SET PROBLEM →
Find every line in the records below that holds the word "vectors", and copy it out.

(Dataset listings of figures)
========================
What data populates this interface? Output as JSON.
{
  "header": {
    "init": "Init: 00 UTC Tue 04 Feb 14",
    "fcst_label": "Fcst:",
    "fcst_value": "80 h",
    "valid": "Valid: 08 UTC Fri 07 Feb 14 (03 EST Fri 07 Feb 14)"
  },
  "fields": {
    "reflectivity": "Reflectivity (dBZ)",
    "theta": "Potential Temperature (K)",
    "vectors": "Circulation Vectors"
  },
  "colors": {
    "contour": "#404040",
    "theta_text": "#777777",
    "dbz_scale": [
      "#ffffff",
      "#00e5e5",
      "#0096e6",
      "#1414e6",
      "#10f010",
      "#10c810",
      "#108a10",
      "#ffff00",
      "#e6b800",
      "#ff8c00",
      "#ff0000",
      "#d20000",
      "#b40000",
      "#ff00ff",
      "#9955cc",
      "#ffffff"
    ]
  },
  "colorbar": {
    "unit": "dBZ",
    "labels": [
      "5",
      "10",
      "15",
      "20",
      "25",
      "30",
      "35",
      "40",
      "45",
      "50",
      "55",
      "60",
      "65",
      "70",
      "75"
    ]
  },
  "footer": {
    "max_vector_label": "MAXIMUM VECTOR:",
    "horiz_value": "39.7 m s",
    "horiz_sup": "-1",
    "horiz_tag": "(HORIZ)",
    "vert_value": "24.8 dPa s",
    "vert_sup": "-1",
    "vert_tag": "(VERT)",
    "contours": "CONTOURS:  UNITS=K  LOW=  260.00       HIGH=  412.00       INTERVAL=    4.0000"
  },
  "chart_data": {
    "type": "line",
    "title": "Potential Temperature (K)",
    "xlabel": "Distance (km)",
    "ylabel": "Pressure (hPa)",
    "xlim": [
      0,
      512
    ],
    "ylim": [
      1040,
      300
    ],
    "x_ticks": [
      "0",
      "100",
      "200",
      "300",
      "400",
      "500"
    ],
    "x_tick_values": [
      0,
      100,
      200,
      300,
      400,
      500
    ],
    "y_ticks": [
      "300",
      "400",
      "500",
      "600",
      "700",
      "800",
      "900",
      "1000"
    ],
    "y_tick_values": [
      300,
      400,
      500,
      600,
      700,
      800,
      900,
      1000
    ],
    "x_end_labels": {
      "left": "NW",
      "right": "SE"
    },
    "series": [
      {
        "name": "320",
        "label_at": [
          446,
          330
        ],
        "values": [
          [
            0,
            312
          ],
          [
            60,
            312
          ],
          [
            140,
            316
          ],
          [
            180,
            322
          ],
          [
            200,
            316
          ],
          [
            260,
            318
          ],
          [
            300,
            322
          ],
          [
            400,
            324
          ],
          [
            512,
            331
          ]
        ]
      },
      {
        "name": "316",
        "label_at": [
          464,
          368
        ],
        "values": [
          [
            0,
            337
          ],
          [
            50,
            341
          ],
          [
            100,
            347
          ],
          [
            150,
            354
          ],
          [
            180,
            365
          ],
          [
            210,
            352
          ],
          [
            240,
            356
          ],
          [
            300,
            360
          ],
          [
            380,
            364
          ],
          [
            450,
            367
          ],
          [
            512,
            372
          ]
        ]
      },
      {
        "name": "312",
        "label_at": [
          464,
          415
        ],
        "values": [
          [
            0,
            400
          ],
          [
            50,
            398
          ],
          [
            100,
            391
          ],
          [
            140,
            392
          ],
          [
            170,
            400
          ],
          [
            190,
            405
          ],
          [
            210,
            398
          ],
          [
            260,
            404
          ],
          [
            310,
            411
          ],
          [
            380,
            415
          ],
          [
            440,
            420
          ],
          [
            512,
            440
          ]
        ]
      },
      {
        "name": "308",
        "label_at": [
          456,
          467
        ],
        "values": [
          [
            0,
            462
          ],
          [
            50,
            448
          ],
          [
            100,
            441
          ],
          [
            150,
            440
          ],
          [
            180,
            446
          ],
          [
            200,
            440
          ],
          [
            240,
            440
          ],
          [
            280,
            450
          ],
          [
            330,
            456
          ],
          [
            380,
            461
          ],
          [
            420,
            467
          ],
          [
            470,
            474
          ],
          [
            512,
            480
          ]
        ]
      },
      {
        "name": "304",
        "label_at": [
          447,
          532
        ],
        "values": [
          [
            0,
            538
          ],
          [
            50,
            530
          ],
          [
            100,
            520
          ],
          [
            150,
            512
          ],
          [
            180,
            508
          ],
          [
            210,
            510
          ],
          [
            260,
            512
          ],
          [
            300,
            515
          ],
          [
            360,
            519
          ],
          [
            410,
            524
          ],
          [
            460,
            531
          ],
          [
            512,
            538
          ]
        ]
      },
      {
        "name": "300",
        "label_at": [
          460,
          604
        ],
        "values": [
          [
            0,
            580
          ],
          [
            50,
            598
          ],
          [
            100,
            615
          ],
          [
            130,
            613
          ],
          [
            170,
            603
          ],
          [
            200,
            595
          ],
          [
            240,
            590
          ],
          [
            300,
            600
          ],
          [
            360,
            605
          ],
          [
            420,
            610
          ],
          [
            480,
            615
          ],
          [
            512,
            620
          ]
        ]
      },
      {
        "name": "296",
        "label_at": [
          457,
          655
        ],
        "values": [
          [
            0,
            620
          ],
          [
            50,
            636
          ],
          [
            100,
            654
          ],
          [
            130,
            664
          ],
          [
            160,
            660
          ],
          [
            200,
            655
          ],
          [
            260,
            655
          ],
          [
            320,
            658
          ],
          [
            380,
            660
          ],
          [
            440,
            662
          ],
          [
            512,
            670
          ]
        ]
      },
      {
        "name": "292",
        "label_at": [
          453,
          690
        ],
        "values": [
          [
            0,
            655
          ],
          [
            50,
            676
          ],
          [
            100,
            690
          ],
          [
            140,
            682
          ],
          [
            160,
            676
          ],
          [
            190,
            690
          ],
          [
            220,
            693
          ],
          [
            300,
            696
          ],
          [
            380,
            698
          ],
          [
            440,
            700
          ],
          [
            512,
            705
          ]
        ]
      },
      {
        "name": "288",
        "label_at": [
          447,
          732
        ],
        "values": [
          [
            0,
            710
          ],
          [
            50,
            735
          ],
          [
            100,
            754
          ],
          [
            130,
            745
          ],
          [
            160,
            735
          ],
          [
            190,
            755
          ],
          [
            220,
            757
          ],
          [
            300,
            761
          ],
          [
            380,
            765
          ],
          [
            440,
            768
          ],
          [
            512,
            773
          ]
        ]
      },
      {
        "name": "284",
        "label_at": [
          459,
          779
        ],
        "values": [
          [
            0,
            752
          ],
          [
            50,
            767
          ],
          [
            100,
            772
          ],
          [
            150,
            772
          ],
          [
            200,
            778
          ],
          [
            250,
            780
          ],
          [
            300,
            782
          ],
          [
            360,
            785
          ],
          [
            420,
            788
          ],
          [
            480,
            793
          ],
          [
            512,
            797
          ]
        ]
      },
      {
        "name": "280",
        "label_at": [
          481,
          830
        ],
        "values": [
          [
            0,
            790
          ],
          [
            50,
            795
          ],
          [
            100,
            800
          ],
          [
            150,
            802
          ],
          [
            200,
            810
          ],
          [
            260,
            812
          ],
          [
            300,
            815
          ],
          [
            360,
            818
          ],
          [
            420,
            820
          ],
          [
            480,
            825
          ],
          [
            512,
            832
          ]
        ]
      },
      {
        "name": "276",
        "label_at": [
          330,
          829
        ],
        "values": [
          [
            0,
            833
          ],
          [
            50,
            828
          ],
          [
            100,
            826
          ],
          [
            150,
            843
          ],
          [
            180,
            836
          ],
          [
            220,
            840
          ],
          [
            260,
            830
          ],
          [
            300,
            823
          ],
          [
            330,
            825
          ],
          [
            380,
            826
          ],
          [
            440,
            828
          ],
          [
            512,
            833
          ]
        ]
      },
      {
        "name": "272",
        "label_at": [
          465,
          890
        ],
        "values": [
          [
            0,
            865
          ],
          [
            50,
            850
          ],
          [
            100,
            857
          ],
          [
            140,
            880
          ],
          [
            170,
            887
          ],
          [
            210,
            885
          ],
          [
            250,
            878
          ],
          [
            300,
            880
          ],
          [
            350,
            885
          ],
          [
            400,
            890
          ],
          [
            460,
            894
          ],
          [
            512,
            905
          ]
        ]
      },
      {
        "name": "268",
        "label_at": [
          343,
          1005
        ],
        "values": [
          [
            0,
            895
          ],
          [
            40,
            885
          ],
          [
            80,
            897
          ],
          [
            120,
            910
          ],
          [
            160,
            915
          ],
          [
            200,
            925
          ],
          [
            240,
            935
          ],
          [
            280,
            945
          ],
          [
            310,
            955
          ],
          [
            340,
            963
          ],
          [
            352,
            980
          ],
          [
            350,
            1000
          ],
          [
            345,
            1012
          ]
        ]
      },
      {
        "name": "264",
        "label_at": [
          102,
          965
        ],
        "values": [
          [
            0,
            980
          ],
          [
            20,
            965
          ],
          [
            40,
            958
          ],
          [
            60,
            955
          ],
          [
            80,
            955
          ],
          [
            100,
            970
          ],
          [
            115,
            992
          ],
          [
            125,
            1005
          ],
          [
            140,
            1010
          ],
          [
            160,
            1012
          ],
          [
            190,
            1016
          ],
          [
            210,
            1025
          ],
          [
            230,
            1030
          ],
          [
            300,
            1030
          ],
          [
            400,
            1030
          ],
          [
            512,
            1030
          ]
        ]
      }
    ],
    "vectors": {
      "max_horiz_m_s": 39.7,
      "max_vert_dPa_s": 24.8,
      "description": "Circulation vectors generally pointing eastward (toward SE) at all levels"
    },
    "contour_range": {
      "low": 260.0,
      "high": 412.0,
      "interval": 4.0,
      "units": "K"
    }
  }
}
========================
CORRECT ANSWER →
    "vectors": "Circulation Vectors"
    "vectors": {
      "description": "Circulation vectors generally pointing eastward (toward SE) at all levels"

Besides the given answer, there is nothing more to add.